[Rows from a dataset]

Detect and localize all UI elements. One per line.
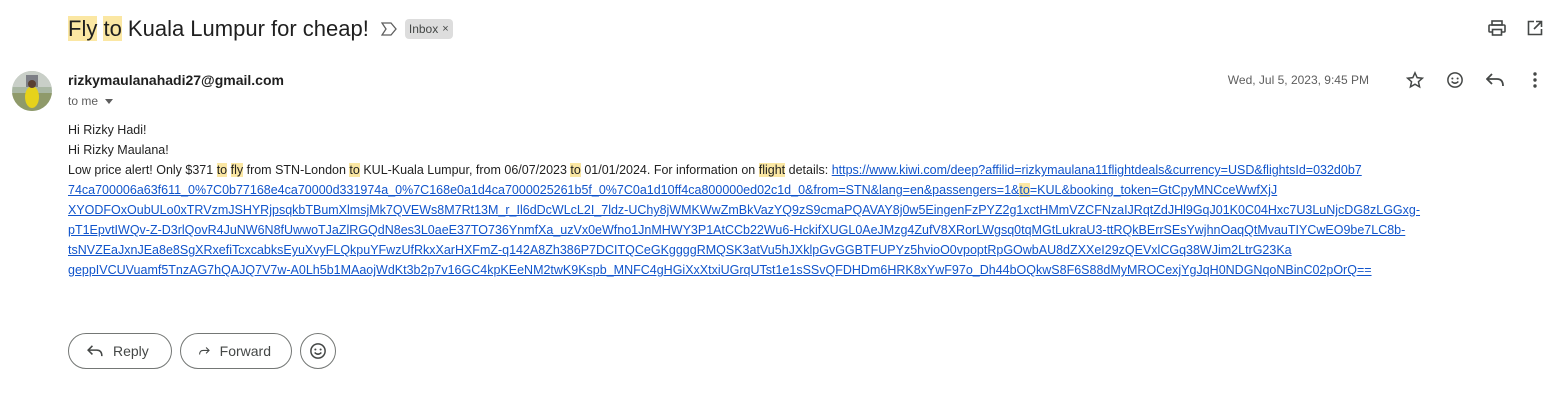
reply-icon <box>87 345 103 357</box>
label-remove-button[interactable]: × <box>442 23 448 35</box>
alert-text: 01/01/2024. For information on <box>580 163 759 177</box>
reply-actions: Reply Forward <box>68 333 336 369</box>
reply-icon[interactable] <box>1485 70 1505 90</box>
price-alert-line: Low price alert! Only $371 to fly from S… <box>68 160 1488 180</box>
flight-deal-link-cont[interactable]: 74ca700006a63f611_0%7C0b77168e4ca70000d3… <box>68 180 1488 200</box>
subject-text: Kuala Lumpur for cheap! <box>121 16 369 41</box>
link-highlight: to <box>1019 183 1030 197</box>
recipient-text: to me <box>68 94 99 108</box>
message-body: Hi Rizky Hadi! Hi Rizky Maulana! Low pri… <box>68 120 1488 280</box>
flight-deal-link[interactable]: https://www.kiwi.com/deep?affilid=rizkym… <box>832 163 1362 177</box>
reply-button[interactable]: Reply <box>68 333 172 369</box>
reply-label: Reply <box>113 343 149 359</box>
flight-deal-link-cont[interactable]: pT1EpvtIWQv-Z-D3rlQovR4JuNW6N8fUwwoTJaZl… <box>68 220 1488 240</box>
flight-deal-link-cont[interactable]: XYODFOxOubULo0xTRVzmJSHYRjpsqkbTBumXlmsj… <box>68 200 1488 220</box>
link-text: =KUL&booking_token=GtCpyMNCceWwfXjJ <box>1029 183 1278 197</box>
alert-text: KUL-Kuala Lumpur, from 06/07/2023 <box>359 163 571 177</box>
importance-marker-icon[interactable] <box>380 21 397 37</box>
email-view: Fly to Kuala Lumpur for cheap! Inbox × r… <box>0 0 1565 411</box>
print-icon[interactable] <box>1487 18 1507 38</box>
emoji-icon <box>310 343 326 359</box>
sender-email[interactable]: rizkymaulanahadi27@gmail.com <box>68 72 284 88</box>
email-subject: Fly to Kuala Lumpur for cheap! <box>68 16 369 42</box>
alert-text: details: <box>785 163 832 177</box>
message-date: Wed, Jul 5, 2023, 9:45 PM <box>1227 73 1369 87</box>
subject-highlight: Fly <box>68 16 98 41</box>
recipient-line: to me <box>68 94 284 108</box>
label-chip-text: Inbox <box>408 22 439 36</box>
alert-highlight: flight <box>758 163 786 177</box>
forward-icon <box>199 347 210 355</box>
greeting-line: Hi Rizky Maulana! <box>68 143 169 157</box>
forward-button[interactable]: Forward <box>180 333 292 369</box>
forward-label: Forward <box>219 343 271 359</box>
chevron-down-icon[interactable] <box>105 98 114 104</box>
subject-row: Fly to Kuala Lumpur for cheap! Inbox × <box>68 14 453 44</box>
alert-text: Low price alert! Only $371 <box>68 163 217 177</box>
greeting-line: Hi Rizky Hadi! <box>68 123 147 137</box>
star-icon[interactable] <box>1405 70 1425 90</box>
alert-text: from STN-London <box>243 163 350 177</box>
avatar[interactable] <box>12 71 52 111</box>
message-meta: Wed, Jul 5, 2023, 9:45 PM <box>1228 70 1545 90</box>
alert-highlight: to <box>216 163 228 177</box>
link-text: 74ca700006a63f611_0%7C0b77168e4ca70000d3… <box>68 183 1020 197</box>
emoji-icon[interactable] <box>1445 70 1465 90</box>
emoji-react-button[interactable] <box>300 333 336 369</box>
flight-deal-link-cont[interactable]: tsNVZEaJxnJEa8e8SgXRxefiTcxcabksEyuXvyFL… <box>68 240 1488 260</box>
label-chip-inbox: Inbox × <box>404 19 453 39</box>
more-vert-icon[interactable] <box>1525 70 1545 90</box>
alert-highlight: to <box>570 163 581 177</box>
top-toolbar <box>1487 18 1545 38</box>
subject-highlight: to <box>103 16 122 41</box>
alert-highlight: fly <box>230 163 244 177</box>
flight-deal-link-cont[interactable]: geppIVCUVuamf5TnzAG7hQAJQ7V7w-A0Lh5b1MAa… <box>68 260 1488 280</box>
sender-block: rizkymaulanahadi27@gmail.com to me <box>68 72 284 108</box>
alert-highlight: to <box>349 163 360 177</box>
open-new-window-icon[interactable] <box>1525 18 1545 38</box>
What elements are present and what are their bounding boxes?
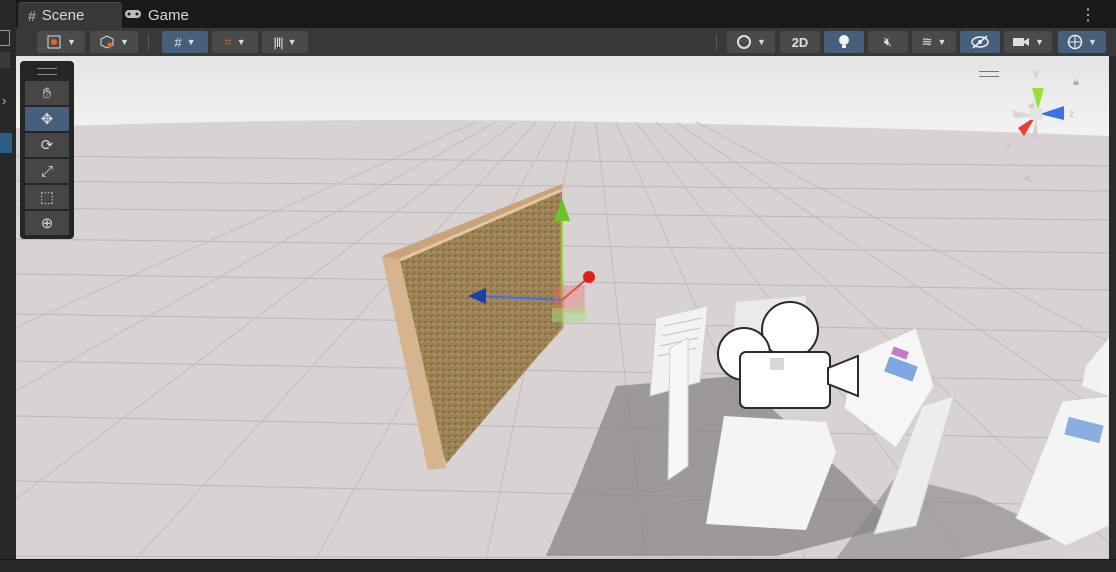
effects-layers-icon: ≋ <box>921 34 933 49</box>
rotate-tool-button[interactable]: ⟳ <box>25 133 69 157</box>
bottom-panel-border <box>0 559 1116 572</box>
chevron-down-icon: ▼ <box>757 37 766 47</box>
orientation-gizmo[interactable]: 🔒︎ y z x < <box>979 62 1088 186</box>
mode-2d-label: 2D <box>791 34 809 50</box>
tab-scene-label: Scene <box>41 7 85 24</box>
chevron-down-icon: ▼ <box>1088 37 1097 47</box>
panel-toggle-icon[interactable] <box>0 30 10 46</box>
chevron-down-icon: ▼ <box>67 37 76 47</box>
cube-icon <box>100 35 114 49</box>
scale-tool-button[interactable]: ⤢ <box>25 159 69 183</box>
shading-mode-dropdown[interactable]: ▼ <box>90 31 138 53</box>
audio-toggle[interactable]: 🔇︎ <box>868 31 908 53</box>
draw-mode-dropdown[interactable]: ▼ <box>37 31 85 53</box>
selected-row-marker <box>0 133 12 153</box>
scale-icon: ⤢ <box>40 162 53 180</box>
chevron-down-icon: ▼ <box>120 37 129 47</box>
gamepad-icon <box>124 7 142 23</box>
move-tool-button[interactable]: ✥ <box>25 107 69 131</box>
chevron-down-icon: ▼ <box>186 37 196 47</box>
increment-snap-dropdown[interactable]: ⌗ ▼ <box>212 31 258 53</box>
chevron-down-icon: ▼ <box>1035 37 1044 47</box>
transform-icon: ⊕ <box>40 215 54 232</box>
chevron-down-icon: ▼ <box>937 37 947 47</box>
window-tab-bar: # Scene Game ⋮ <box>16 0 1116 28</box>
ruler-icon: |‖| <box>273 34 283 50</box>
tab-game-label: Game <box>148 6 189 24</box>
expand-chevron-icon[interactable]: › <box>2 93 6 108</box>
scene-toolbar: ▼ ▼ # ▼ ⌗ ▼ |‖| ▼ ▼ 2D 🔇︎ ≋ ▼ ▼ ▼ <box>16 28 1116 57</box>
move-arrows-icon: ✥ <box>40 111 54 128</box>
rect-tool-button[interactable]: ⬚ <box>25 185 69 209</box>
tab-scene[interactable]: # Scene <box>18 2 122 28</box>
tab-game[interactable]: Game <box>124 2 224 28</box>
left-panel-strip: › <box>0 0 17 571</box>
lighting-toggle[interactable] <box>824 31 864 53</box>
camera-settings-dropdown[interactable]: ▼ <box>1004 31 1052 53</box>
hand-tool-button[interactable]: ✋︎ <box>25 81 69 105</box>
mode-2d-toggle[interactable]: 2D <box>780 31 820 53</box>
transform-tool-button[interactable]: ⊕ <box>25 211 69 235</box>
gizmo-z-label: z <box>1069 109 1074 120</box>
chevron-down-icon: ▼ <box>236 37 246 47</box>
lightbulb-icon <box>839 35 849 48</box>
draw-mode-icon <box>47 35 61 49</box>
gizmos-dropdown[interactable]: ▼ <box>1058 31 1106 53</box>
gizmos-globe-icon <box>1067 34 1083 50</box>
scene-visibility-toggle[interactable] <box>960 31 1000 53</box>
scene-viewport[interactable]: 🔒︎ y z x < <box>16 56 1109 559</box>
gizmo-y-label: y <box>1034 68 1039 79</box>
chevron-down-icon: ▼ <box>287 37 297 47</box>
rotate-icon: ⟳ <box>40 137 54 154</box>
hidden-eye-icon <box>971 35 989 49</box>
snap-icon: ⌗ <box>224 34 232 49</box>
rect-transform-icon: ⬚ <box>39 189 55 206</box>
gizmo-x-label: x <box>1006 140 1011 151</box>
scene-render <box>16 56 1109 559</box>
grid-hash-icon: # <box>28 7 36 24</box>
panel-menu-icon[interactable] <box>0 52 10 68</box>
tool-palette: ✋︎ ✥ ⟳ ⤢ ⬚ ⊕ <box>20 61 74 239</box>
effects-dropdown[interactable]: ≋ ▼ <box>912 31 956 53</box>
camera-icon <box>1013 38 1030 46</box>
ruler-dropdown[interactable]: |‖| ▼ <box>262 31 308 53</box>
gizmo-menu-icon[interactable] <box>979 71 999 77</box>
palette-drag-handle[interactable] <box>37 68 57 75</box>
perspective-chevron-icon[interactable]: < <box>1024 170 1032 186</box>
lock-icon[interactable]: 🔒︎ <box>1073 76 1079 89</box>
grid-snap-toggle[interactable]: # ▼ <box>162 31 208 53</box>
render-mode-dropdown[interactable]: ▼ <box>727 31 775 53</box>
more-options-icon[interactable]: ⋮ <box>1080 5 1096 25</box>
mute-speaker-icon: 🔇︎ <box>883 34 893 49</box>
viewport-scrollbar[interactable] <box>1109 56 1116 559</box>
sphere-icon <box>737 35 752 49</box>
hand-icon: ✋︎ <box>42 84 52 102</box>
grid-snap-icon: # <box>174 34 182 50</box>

**REQUIRED WORK:** Transcribe the items above exactly, everything from the line containing "reply-icon <box>87 345 103 357</box>" down to the line containing "reply-actions: Reply Forward", including both of those lines.

**THE RESULT:**
reply-icon <box>87 345 103 357</box>
label-remove-button[interactable]: × <box>442 23 448 35</box>
alert-text: 01/01/2024. For information on <box>580 163 759 177</box>
reply-actions: Reply Forward <box>68 333 336 369</box>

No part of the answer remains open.